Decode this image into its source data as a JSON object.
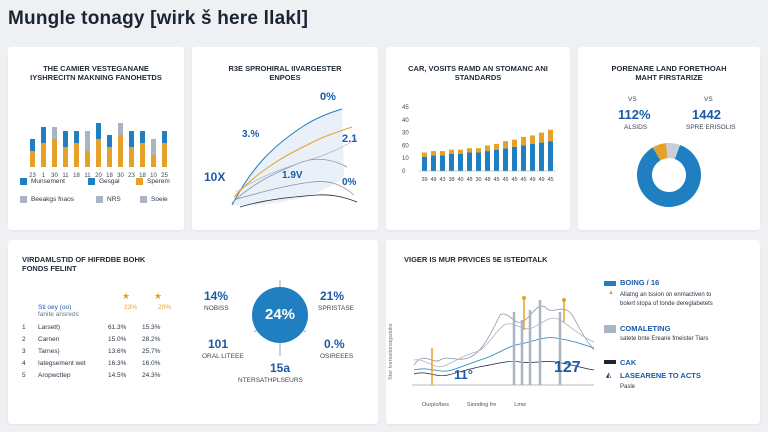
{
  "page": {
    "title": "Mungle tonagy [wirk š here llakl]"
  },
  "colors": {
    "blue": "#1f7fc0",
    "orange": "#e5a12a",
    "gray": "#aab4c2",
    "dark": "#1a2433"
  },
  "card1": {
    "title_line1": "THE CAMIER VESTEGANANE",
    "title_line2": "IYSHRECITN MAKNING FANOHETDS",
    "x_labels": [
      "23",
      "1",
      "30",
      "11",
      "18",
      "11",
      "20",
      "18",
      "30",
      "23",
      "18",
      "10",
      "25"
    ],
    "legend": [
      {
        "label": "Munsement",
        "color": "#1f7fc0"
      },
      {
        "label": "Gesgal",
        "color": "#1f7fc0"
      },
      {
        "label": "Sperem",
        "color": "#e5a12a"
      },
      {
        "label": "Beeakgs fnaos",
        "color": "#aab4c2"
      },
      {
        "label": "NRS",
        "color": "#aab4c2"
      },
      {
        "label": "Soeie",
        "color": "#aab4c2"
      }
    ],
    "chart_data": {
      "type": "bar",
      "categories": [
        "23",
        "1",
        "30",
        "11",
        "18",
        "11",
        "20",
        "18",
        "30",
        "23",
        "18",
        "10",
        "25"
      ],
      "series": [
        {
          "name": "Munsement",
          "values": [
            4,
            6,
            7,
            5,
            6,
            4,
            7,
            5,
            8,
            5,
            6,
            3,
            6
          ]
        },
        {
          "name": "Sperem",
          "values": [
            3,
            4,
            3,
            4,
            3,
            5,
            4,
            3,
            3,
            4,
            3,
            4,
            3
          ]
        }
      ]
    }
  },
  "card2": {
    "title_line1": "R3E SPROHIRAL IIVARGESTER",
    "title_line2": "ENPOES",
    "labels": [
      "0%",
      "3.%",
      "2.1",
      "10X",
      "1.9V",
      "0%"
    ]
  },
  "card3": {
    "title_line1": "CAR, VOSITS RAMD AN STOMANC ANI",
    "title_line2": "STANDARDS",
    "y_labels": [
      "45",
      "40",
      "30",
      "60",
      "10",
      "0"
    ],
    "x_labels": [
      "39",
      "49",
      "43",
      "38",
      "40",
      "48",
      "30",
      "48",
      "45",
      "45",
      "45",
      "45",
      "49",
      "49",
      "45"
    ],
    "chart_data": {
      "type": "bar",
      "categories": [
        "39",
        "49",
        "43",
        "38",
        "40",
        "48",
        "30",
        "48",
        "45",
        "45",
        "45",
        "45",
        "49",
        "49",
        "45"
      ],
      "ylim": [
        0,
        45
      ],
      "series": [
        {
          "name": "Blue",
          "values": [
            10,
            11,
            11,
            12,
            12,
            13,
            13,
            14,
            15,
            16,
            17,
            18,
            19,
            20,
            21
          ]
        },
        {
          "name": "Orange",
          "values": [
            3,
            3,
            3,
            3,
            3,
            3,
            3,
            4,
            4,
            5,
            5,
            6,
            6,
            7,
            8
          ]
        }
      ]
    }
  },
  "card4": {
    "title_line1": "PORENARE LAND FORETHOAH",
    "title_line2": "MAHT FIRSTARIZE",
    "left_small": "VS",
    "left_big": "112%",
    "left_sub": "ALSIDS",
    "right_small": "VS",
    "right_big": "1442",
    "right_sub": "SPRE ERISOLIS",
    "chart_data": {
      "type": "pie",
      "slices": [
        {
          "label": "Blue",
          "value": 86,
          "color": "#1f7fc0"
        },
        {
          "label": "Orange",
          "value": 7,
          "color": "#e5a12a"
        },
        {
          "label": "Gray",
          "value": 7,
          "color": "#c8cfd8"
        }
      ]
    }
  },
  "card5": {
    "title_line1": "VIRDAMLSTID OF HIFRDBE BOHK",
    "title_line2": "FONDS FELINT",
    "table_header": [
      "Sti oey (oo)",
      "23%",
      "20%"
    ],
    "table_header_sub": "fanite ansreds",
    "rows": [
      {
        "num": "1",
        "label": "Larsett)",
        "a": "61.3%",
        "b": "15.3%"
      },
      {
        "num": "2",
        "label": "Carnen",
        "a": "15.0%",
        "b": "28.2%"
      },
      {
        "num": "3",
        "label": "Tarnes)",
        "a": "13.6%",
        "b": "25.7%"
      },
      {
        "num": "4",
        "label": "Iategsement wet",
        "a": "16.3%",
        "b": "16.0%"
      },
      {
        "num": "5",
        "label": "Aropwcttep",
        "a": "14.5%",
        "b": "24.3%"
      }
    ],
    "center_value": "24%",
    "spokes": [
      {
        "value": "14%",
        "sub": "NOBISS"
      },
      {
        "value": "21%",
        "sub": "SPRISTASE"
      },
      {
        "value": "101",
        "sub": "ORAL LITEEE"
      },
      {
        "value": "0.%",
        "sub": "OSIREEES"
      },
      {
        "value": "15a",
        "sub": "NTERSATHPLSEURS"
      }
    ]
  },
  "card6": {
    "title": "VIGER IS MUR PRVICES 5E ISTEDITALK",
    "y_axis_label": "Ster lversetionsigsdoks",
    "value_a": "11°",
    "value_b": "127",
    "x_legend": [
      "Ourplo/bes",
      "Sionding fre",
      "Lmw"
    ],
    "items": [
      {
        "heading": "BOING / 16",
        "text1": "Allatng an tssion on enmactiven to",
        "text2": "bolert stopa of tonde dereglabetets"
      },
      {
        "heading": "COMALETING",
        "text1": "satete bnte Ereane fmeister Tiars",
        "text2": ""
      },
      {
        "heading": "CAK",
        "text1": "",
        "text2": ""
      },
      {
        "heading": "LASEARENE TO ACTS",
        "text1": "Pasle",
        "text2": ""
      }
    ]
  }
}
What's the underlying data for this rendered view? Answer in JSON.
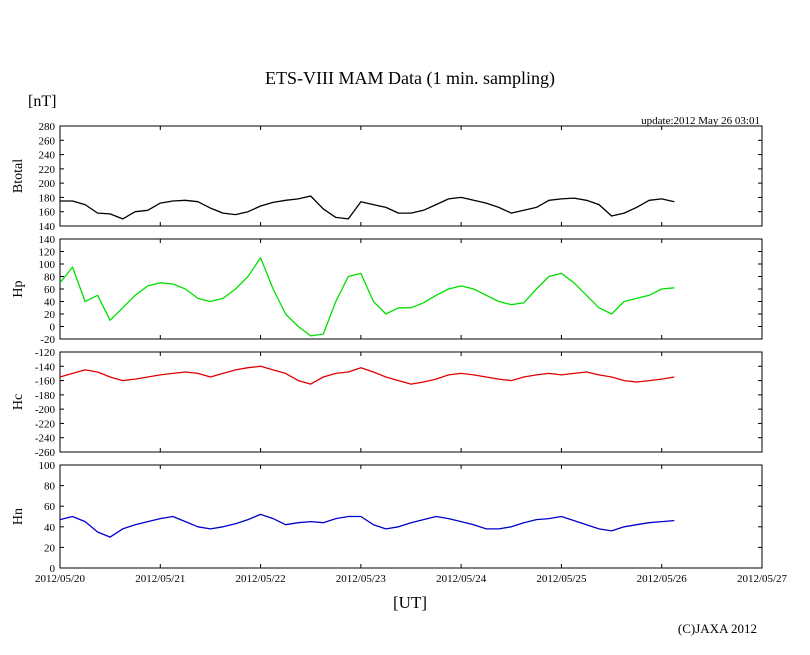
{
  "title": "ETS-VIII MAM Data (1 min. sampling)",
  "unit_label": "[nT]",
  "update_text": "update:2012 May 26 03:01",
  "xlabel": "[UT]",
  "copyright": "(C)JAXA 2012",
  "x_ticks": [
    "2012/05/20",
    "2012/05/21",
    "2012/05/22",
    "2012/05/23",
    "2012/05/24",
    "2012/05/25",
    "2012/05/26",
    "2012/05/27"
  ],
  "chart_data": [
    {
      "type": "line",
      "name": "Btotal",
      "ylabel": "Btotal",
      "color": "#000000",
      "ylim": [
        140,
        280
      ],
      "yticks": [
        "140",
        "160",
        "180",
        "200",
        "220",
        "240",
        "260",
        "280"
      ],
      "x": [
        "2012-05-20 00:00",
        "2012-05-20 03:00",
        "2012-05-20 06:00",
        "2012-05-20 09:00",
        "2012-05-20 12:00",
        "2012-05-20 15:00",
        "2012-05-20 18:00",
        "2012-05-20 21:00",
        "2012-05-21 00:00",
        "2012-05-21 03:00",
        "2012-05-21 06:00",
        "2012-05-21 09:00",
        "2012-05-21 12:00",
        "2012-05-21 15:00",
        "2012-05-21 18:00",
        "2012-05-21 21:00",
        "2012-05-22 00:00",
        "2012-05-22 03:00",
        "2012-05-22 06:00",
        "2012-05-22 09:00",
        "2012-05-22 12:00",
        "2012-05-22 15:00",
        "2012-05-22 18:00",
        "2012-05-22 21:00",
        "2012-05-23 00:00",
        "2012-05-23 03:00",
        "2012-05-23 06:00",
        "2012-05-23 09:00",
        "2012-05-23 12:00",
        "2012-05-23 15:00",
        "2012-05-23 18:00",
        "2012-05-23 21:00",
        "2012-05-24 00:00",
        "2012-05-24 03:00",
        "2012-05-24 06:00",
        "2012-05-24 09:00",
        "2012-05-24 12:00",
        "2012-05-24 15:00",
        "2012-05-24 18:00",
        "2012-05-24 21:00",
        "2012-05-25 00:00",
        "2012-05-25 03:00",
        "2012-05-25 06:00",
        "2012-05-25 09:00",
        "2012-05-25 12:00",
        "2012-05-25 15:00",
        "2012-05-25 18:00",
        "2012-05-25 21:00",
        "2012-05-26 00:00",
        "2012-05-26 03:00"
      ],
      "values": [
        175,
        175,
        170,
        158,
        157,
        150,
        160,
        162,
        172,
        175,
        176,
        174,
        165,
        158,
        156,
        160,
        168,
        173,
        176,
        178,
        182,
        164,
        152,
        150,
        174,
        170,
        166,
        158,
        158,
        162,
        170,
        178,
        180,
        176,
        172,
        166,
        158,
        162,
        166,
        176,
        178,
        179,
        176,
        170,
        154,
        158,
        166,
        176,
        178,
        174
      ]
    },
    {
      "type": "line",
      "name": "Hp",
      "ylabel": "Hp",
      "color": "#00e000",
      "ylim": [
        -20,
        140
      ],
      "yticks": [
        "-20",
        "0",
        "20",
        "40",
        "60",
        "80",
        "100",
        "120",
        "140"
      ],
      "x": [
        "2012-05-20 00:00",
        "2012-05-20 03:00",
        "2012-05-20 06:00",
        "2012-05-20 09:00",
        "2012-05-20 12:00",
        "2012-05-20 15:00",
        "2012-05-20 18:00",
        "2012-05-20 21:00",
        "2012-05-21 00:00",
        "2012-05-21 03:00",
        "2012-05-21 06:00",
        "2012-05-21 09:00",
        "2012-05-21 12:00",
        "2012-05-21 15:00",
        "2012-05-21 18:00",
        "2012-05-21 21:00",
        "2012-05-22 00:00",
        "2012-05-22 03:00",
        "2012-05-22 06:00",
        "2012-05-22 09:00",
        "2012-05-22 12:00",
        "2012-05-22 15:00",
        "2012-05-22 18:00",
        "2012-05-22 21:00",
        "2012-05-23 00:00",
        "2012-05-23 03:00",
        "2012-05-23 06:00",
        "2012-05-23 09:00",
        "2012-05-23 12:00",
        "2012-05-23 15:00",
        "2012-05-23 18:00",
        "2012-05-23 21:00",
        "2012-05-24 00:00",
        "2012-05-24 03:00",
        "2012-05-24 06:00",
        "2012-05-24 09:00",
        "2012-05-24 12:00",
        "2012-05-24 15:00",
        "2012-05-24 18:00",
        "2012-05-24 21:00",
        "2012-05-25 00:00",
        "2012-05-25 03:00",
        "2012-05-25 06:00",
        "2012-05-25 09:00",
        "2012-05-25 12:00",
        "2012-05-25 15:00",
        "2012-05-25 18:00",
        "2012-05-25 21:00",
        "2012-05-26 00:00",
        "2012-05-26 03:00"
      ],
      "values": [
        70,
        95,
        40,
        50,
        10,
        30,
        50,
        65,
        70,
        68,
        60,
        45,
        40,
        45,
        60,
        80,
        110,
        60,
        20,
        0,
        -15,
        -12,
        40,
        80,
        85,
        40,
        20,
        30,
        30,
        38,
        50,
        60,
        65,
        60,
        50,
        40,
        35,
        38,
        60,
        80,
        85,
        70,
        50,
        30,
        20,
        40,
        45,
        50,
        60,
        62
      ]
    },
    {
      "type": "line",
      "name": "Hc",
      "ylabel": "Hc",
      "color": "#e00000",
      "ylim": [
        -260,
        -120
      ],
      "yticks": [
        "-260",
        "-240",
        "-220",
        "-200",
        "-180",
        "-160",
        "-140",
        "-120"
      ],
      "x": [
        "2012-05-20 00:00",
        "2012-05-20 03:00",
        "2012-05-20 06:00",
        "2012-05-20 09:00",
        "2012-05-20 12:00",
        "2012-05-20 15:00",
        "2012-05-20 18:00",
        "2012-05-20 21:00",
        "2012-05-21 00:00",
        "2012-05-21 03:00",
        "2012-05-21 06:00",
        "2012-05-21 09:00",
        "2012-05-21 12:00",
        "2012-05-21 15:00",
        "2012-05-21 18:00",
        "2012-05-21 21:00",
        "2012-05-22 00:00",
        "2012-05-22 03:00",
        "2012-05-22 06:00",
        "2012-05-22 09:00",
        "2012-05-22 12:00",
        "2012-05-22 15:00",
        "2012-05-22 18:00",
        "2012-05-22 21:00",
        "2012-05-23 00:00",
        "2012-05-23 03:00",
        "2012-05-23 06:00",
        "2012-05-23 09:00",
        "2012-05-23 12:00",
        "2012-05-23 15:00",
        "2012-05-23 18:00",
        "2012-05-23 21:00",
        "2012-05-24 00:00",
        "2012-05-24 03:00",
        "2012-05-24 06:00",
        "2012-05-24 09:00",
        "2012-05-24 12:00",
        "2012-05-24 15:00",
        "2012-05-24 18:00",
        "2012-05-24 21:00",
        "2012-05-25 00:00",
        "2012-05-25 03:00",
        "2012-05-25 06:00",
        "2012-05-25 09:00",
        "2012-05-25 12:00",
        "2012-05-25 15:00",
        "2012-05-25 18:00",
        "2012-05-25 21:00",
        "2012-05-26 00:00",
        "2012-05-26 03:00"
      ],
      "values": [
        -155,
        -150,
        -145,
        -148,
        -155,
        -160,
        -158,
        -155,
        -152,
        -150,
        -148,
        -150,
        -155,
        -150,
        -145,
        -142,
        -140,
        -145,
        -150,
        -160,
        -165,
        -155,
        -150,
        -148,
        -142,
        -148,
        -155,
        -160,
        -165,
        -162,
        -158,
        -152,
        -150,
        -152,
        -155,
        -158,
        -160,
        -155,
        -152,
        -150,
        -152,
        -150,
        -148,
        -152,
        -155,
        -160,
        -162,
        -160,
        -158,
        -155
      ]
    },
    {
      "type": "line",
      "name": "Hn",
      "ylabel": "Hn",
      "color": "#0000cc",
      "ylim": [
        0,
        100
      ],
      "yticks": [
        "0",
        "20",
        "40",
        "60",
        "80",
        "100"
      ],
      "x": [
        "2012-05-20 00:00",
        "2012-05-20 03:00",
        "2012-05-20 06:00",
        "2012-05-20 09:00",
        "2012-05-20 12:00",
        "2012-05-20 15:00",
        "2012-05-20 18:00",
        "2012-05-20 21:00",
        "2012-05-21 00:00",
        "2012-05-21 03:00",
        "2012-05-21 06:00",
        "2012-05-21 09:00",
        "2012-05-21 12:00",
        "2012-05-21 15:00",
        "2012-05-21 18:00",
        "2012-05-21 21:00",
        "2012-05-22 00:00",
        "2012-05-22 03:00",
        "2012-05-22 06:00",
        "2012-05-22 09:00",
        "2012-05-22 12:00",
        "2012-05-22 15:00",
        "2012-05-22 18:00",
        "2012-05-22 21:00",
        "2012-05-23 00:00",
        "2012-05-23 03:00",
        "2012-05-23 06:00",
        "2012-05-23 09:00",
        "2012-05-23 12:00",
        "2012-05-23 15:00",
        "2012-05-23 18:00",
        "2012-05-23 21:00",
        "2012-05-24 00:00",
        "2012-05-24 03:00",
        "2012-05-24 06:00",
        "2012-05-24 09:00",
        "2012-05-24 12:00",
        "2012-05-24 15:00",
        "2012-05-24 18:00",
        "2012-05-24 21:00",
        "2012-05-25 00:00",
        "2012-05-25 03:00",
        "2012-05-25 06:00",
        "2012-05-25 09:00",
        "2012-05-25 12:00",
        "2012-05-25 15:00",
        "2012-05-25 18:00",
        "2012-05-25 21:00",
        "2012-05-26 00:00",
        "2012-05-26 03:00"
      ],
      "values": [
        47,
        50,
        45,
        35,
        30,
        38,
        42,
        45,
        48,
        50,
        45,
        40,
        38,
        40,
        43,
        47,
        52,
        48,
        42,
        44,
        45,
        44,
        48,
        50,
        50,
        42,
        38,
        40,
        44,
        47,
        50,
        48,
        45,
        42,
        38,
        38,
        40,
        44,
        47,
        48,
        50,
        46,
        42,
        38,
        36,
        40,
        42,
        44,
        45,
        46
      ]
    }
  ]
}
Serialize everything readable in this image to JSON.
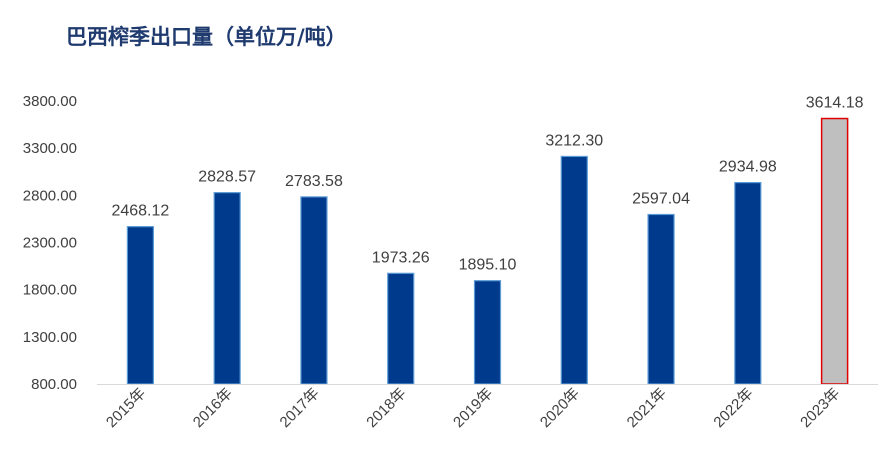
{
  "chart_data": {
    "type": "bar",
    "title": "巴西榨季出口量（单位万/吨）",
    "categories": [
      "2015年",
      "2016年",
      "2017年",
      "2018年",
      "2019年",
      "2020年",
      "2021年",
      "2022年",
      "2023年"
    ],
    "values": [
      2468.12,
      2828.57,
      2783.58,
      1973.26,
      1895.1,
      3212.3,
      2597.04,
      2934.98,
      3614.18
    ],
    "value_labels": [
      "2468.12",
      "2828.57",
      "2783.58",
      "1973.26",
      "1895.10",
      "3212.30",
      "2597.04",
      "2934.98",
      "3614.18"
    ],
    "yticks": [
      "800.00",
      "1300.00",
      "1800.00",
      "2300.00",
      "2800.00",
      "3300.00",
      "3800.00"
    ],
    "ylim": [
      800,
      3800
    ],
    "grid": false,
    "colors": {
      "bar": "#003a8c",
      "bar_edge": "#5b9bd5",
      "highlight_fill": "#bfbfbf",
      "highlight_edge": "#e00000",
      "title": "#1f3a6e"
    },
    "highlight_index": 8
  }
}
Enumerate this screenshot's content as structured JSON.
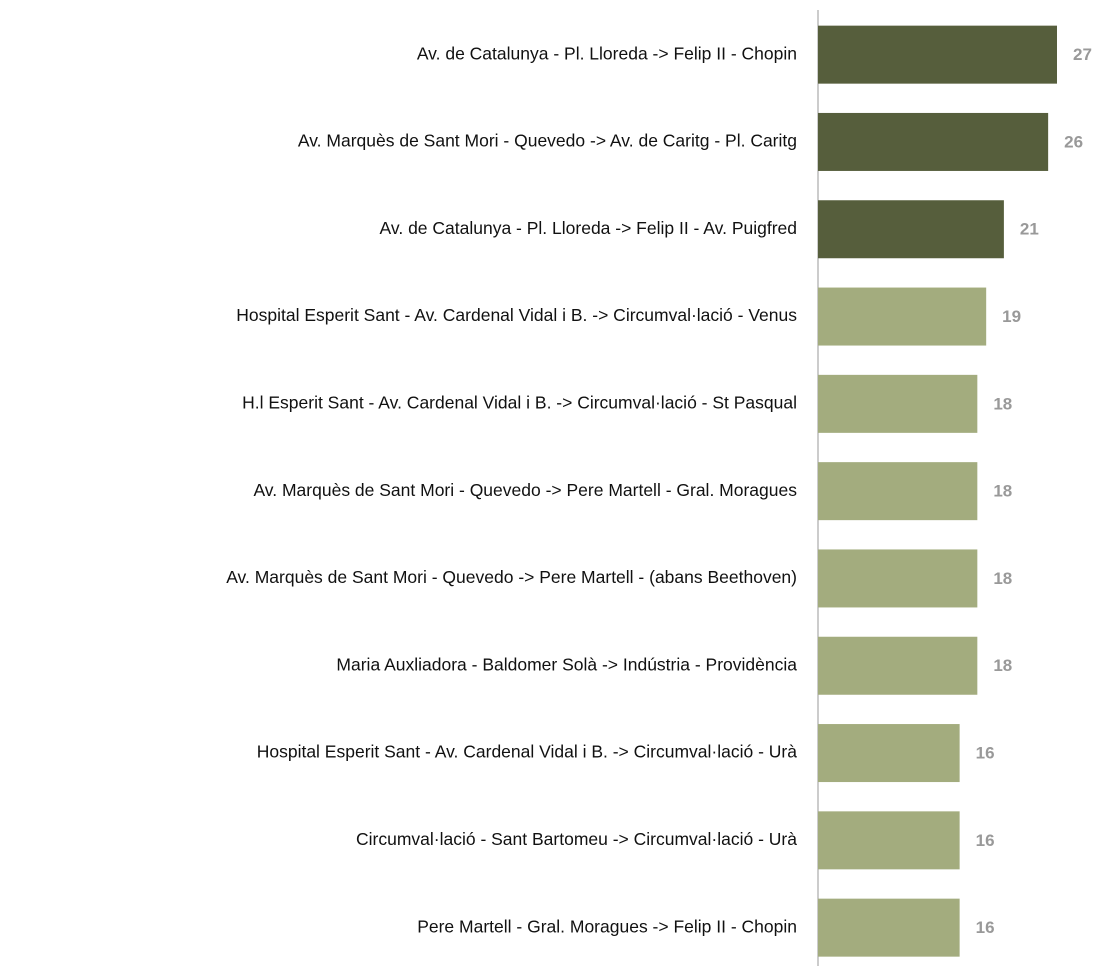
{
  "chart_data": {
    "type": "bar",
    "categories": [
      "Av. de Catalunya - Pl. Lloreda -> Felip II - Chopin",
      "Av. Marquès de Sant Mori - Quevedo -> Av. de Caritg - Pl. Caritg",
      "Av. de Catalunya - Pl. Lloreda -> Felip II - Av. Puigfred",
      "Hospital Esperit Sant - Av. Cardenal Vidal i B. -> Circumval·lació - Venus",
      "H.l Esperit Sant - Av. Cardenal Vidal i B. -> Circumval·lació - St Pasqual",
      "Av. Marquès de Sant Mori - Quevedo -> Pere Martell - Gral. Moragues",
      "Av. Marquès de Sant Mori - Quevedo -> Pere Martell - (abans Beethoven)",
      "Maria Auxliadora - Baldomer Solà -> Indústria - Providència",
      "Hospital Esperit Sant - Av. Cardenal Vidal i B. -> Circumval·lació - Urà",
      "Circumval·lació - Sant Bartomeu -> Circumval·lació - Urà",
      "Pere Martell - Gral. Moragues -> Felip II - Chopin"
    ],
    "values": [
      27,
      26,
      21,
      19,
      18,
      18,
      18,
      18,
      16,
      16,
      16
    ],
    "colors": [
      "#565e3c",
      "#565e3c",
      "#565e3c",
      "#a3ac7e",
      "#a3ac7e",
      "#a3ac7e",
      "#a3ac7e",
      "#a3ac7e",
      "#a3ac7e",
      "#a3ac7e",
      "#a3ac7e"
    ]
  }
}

DIRECTIONS FOR THIS TASK:
The lines to be extracted begin at the line containing "Enumerate this screenshot's" and continue through the final line of the material above, both ends included. Reproduce them exactly, without the pictures.

FINISHED ANSWER:
Enumerate this screenshot's content as structured JSON.
{
  "chart_data": {
    "type": "bar",
    "categories": [
      "Av. de Catalunya - Pl. Lloreda -> Felip II - Chopin",
      "Av. Marquès de Sant Mori - Quevedo -> Av. de Caritg - Pl. Caritg",
      "Av. de Catalunya - Pl. Lloreda -> Felip II - Av. Puigfred",
      "Hospital Esperit Sant - Av. Cardenal Vidal i B. -> Circumval·lació - Venus",
      "H.l Esperit Sant - Av. Cardenal Vidal i B. -> Circumval·lació - St Pasqual",
      "Av. Marquès de Sant Mori - Quevedo -> Pere Martell - Gral. Moragues",
      "Av. Marquès de Sant Mori - Quevedo -> Pere Martell - (abans Beethoven)",
      "Maria Auxliadora - Baldomer Solà -> Indústria - Providència",
      "Hospital Esperit Sant - Av. Cardenal Vidal i B. -> Circumval·lació - Urà",
      "Circumval·lació - Sant Bartomeu -> Circumval·lació - Urà",
      "Pere Martell - Gral. Moragues -> Felip II - Chopin"
    ],
    "values": [
      27,
      26,
      21,
      19,
      18,
      18,
      18,
      18,
      16,
      16,
      16
    ],
    "colors": [
      "#565e3c",
      "#565e3c",
      "#565e3c",
      "#a3ac7e",
      "#a3ac7e",
      "#a3ac7e",
      "#a3ac7e",
      "#a3ac7e",
      "#a3ac7e",
      "#a3ac7e",
      "#a3ac7e"
    ]
  }
}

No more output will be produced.